## Task objective
Count how many lines hold the string "stem", and give only that number.

* begin Input *

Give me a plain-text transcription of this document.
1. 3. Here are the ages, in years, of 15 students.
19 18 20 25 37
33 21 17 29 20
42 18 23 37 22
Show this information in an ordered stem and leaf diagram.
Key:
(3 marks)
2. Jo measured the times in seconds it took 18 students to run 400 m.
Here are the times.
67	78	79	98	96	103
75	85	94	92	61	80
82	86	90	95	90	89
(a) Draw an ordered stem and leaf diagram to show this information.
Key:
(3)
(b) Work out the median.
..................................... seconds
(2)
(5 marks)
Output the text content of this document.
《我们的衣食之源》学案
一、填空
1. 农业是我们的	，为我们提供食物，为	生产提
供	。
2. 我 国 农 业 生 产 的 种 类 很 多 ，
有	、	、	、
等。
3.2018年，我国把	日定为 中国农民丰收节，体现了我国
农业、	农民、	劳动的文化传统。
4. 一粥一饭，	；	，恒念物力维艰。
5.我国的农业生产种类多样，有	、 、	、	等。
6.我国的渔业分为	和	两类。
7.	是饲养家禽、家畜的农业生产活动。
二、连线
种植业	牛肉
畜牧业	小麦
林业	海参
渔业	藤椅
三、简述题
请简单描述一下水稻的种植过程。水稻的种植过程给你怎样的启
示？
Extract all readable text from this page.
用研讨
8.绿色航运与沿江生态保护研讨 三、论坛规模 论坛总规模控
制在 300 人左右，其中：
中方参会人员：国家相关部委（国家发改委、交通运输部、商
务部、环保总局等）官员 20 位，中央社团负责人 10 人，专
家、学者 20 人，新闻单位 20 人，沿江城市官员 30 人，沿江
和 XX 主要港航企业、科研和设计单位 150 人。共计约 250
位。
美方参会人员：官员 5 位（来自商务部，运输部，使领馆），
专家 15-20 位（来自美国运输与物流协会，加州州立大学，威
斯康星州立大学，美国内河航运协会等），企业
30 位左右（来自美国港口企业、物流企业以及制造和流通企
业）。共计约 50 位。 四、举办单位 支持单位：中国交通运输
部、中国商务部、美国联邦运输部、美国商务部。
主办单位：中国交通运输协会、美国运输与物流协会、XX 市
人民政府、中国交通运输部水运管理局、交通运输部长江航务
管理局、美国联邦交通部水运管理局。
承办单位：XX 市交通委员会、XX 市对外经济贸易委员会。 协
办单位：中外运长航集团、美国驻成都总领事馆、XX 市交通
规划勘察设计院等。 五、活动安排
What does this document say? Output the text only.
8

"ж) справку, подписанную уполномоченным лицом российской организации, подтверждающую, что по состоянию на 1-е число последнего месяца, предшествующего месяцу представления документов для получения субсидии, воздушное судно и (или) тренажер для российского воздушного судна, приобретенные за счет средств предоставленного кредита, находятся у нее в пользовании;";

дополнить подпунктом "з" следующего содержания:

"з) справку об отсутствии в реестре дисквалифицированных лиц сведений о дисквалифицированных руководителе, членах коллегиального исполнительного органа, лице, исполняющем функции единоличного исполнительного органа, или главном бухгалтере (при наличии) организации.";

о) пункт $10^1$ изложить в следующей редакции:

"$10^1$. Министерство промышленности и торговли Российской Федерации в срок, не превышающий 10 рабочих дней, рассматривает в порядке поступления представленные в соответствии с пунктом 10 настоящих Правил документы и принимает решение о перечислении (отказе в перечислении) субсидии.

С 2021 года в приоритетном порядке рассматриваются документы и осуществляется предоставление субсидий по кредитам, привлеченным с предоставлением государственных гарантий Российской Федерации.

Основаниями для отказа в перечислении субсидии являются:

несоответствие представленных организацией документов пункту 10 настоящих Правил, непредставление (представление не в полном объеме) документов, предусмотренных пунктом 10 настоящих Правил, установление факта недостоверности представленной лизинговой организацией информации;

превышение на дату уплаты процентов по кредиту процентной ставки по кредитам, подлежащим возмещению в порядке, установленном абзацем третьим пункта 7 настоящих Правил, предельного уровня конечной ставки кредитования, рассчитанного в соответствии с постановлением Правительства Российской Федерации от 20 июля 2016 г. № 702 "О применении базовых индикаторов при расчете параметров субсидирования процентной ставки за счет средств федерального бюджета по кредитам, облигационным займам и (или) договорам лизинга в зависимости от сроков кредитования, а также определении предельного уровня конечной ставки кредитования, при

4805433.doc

* end Input *

## Complete response
2